> Provided records:
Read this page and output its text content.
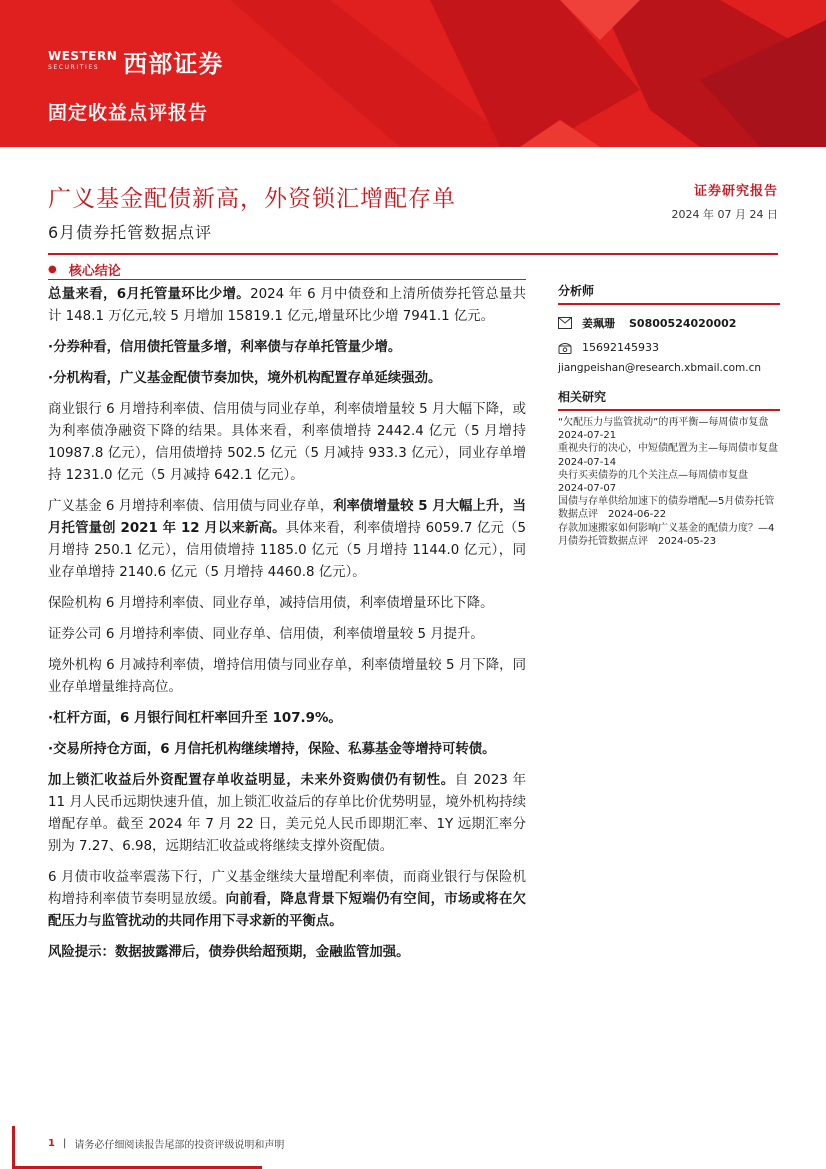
WESTERN
SECURITIES	西部证券
固定收益点评报告
广义基金配债新高，外资锁汇增配存单
6月债券托管数据点评
证券研究报告
2024 年 07 月 24 日
● 核心结论

总量来看，6月托管量环比少增。2024 年 6 月中债登和上清所债券托管总量共计 148.1 万亿元,较 5 月增加 15819.1 亿元,增量环比少增 7941.1 亿元。

·分券种看，信用债托管量多增，利率债与存单托管量少增。

·分机构看，广义基金配债节奏加快，境外机构配置存单延续强劲。

商业银行 6 月增持利率债、信用债与同业存单，利率债增量较 5 月大幅下降，或为利率债净融资下降的结果。具体来看，利率债增持 2442.4 亿元（5 月增持 10987.8 亿元），信用债增持 502.5 亿元（5 月减持 933.3 亿元），同业存单增持 1231.0 亿元（5 月减持 642.1 亿元）。

广义基金 6 月增持利率债、信用债与同业存单，利率债增量较 5 月大幅上升，当月托管量创 2021 年 12 月以来新高。具体来看，利率债增持 6059.7 亿元（5 月增持 250.1 亿元），信用债增持 1185.0 亿元（5 月增持 1144.0 亿元），同业存单增持 2140.6 亿元（5 月增持 4460.8 亿元）。

保险机构 6 月增持利率债、同业存单，减持信用债，利率债增量环比下降。

证券公司 6 月增持利率债、同业存单、信用债，利率债增量较 5 月提升。

境外机构 6 月减持利率债，增持信用债与同业存单，利率债增量较 5 月下降，同业存单增量维持高位。

·杠杆方面，6 月银行间杠杆率回升至 107.9%。

·交易所持仓方面，6 月信托机构继续增持，保险、私募基金等增持可转债。

加上锁汇收益后外资配置存单收益明显，未来外资购债仍有韧性。自 2023 年 11 月人民币远期快速升值，加上锁汇收益后的存单比价优势明显，境外机构持续增配存单。截至 2024 年 7 月 22 日，美元兑人民币即期汇率、1Y 远期汇率分别为 7.27、6.98，远期结汇收益或将继续支撑外资配债。

6 月债市收益率震荡下行，广义基金继续大量增配利率债，而商业银行与保险机构增持利率债节奏明显放缓。向前看，降息背景下短端仍有空间，市场或将在欠配压力与监管扰动的共同作用下寻求新的平衡点。

风险提示：数据披露滞后，债券供给超预期，金融监管加强。

分析师
姜珮珊 S0800524020002
15692145933
jiangpeishan@research.xbmail.com.cn
相关研究
“欠配压力与监管扰动”的再平衡—每周债市复盘　2024-07-21
重视央行的决心，中短债配置为主—每周债市复盘　2024-07-14
央行买卖债券的几个关注点—每周债市复盘 2024-07-07
国债与存单供给加速下的债券增配—5月债券托管数据点评　2024-06-22
存款加速搬家如何影响广义基金的配债力度？—4月债券托管数据点评　2024-05-23
1 | 请务必仔细阅读报告尾部的投资评级说明和声明
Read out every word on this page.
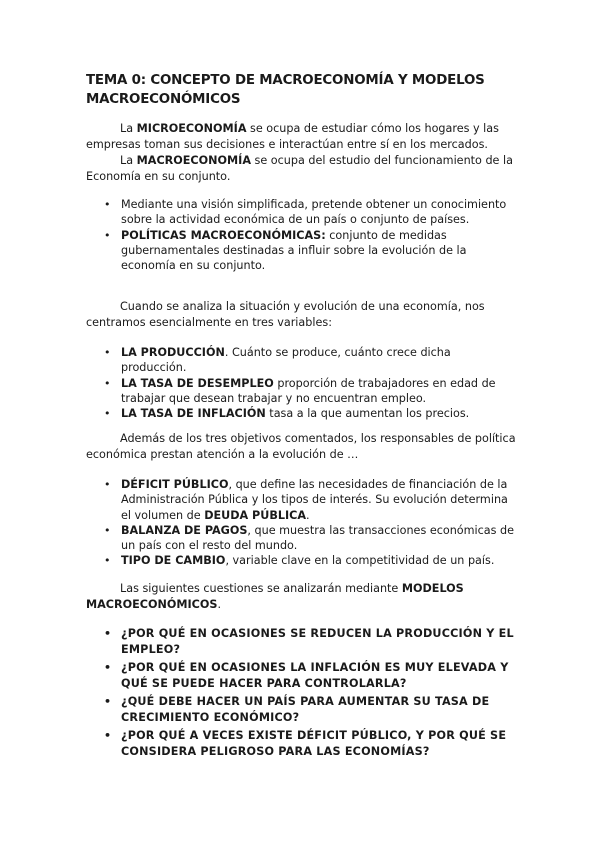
TEMA 0: CONCEPTO DE MACROECONOMÍA Y MODELOS MACROECONÓMICOS
La MICROECONOMÍA se ocupa de estudiar cómo los hogares y las empresas toman sus decisiones e interactúan entre sí en los mercados.
La MACROECONOMÍA se ocupa del estudio del funcionamiento de la Economía en su conjunto.
• Mediante una visión simplificada, pretende obtener un conocimiento sobre la actividad económica de un país o conjunto de países.
• POLÍTICAS MACROECONÓMICAS: conjunto de medidas gubernamentales destinadas a influir sobre la evolución de la economía en su conjunto.
Cuando se analiza la situación y evolución de una economía, nos centramos esencialmente en tres variables:
• LA PRODUCCIÓN. Cuánto se produce, cuánto crece dicha producción.
• LA TASA DE DESEMPLEO proporción de trabajadores en edad de trabajar que desean trabajar y no encuentran empleo.
• LA TASA DE INFLACIÓN tasa a la que aumentan los precios.
Además de los tres objetivos comentados, los responsables de política económica prestan atención a la evolución de …
• DÉFICIT PÚBLICO, que define las necesidades de financiación de la Administración Pública y los tipos de interés. Su evolución determina el volumen de DEUDA PÚBLICA.
• BALANZA DE PAGOS, que muestra las transacciones económicas de un país con el resto del mundo.
• TIPO DE CAMBIO, variable clave en la competitividad de un país.
Las siguientes cuestiones se analizarán mediante MODELOS MACROECONÓMICOS.
• ¿POR QUÉ EN OCASIONES SE REDUCEN LA PRODUCCIÓN Y EL EMPLEO?
• ¿POR QUÉ EN OCASIONES LA INFLACIÓN ES MUY ELEVADA Y QUÉ SE PUEDE HACER PARA CONTROLARLA?
• ¿QUÉ DEBE HACER UN PAÍS PARA AUMENTAR SU TASA DE CRECIMIENTO ECONÓMICO?
• ¿POR QUÉ A VECES EXISTE DÉFICIT PÚBLICO, Y POR QUÉ SE CONSIDERA PELIGROSO PARA LAS ECONOMÍAS?
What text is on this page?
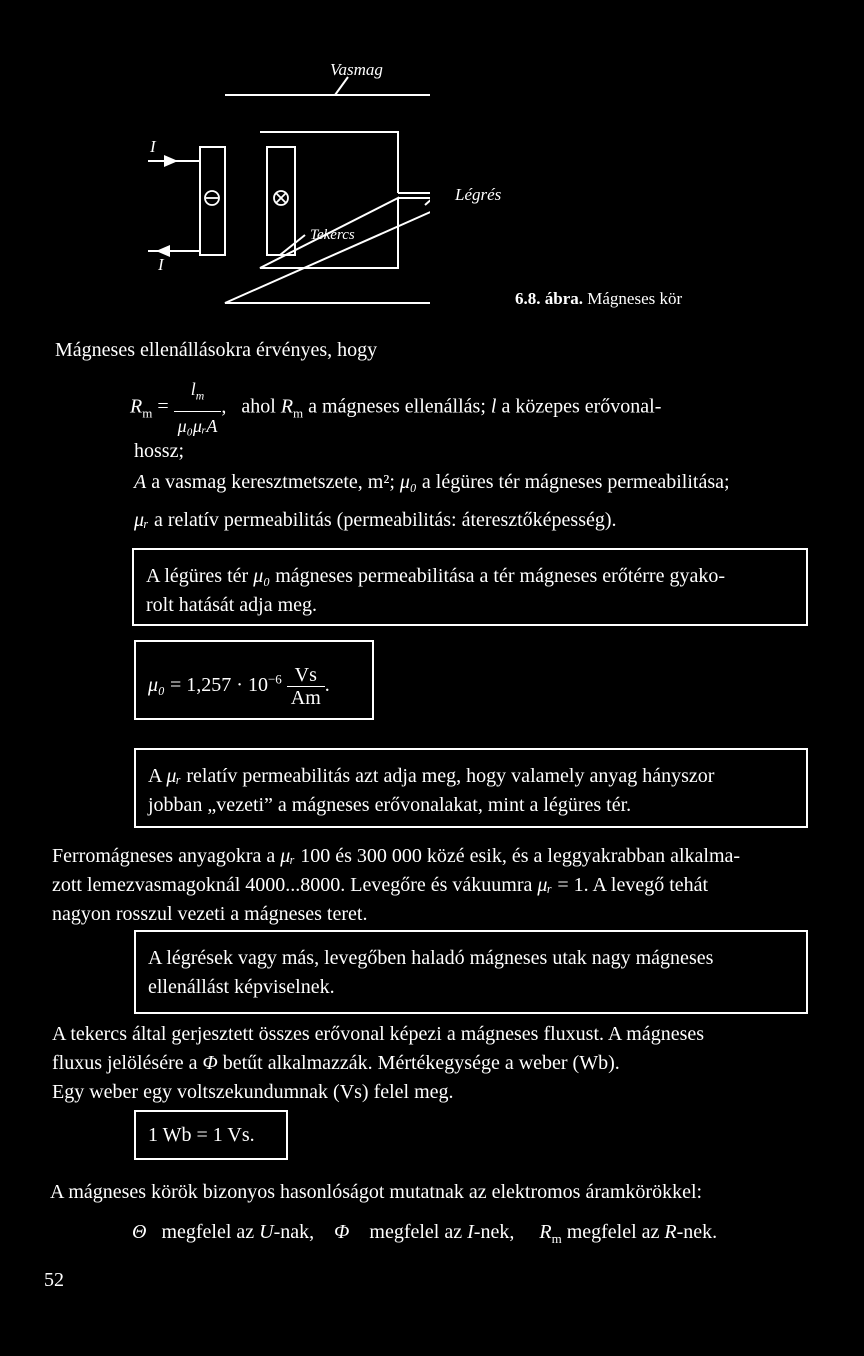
Vasmag
Légrés
Tekercs
I
I
6.8. ábra. Mágneses kör
Mágneses ellenállásokra érvényes, hogy
$R_m = \frac{l_m}{\text{μ₀μᵣA}}$ , ahol $R_m$ a mágneses ellenállás; l a közepes erővonal-
hossz;
A a vasmag keresztmetszete, m²; μ₀ a légüres tér mágneses permeabilitása;
μᵣ a relatív permeabilitás (permeabilitás: áteresztőképesség).
A légüres tér μ₀ mágneses permeabilitása a tér mágneses erőtérre gyako-
rolt hatását adja meg.
$\mu_0 = 1,257 \cdot 10^{-6} \frac{Vs}{Am}$ .
A μᵣ relatív permeabilitás azt adja meg, hogy valamely anyag hányszor
jobban „vezeti” a mágneses erővonalakat, mint a légüres tér.
Ferromágneses anyagokra a μᵣ 100 és 300 000 közé esik, és a leggyakrabban alkalma-
zott lemezvasmagoknál 4000...8000. Levegőre és vákuumra μᵣ = 1. A levegő tehát
nagyon rosszul vezeti a mágneses teret.
A légrések vagy más, levegőben haladó mágneses utak nagy mágneses
ellenállást képviselnek.
A tekercs által gerjesztett összes erővonal képezi a mágneses fluxust. A mágneses
fluxus jelölésére a Φ betűt alkalmazzák. Mértékegysége a weber (Wb).
Egy weber egy voltszekundumnak (Vs) felel meg.
1 Wb = 1 Vs.
A mágneses körök bizonyos hasonlóságot mutatnak az elektromos áramkörökkel:
Θ megfelel az U-nak, Φ megfelel az I-nek, $R_m$ megfelel az R-nek.
52
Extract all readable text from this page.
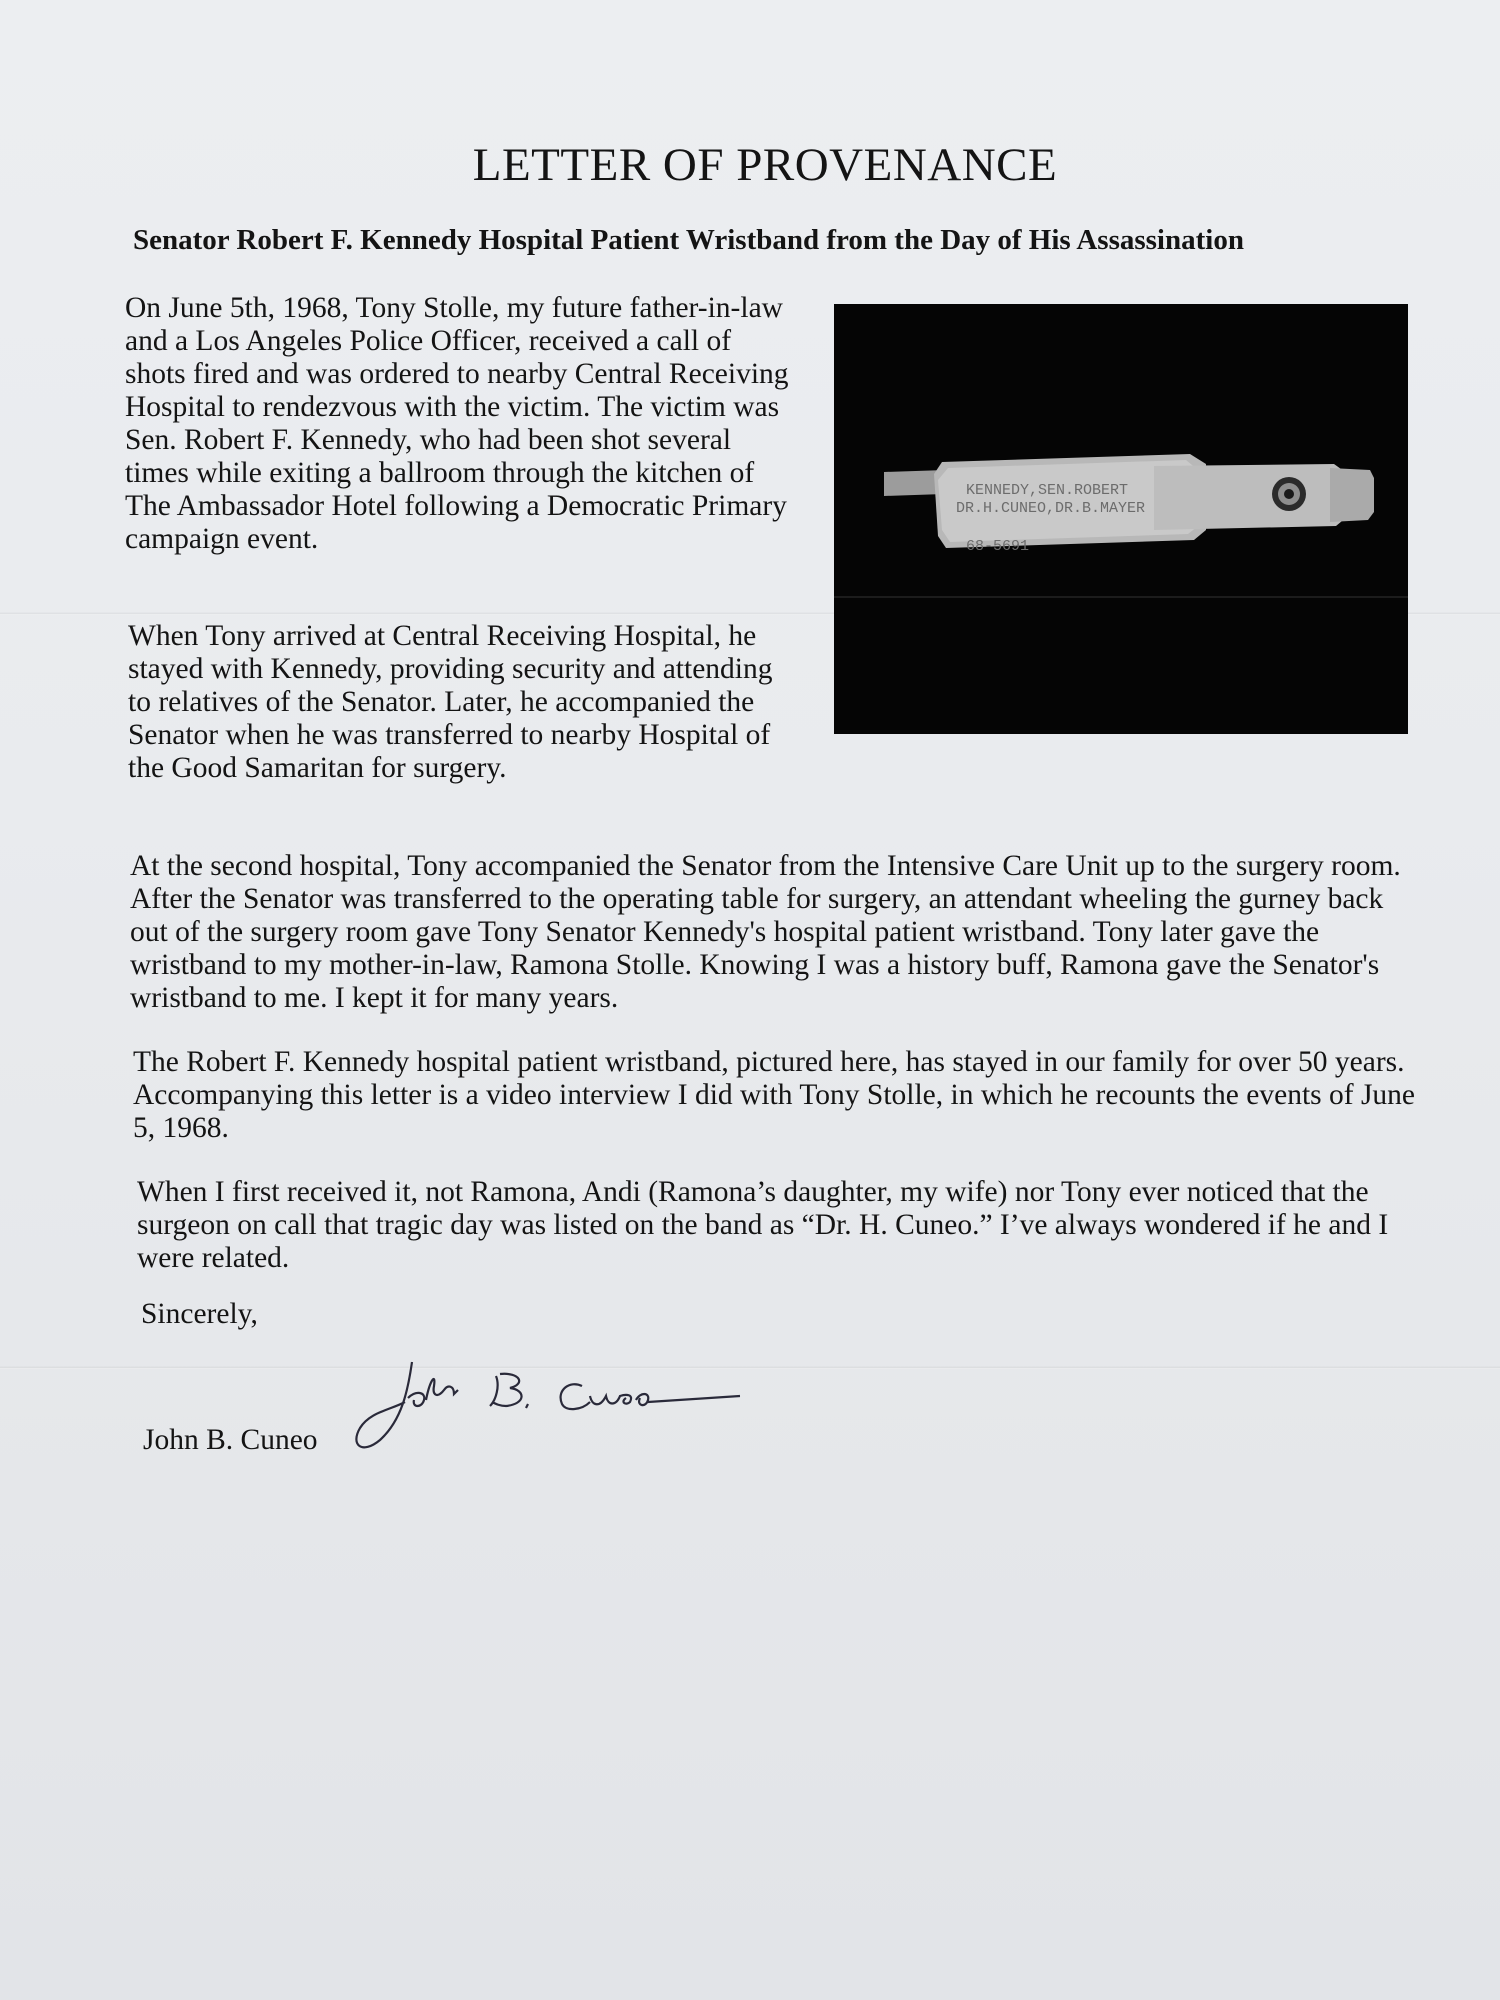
LETTER OF PROVENANCE
Senator Robert F. Kennedy Hospital Patient Wristband from the Day of His Assassination

On June 5th, 1968, Tony Stolle, my future father-in-law and a Los Angeles Police Officer, received a call of shots fired and was ordered to nearby Central Receiving Hospital to rendezvous with the victim. The victim was Sen. Robert F. Kennedy, who had been shot several times while exiting a ballroom through the kitchen of The Ambassador Hotel following a Democratic Primary campaign event.

When Tony arrived at Central Receiving Hospital, he stayed with Kennedy, providing security and attending to relatives of the Senator. Later, he accompanied the Senator when he was transferred to nearby Hospital of the Good Samaritan for surgery.

KENNEDY,SEN.ROBERT
DR.H.CUNEO,DR.B.MAYER
68-5691

At the second hospital, Tony accompanied the Senator from the Intensive Care Unit up to the surgery room. After the Senator was transferred to the operating table for surgery, an attendant wheeling the gurney back out of the surgery room gave Tony Senator Kennedy's hospital patient wristband. Tony later gave the wristband to my mother-in-law, Ramona Stolle. Knowing I was a history buff, Ramona gave the Senator's wristband to me. I kept it for many years.

The Robert F. Kennedy hospital patient wristband, pictured here, has stayed in our family for over 50 years. Accompanying this letter is a video interview I did with Tony Stolle, in which he recounts the events of June 5, 1968.

When I first received it, not Ramona, Andi (Ramona’s daughter, my wife) nor Tony ever noticed that the surgeon on call that tragic day was listed on the band as “Dr. H. Cuneo.” I’ve always wondered if he and I were related.

Sincerely,

John B. Cuneo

> Exercise brief: Say how many lines in the records hold the string "adja", and say nothing else.

> Task answer: 2